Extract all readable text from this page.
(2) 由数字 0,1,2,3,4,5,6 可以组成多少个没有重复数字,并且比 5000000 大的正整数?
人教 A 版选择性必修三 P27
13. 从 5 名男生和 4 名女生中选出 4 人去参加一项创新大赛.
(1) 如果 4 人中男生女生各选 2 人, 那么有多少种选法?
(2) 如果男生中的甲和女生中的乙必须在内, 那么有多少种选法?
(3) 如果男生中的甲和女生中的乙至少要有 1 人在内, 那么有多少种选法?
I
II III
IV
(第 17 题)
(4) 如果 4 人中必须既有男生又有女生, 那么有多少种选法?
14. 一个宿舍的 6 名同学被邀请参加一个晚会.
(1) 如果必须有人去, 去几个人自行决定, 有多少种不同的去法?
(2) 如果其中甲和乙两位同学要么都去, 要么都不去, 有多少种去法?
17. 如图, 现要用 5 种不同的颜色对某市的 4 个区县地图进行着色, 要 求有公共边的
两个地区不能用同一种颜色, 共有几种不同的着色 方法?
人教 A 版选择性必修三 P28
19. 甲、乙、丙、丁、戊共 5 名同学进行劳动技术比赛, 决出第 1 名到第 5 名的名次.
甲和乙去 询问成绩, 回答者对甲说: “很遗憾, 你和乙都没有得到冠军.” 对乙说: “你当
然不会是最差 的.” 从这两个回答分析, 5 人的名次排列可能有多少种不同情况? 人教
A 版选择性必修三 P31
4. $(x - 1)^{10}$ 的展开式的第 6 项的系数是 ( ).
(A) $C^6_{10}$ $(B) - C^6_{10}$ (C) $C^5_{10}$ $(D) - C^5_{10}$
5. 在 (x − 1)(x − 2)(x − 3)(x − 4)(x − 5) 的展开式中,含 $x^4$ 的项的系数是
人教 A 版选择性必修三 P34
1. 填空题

──────────

In the material above, find the lines that contain "那么有多少种选法" and show them.

Worked solution:
(1) 如果 4 人中男生女生各选 2 人, 那么有多少种选法?
(2) 如果男生中的甲和女生中的乙必须在内, 那么有多少种选法?
(3) 如果男生中的甲和女生中的乙至少要有 1 人在内, 那么有多少种选法?
(4) 如果 4 人中必须既有男生又有女生, 那么有多少种选法?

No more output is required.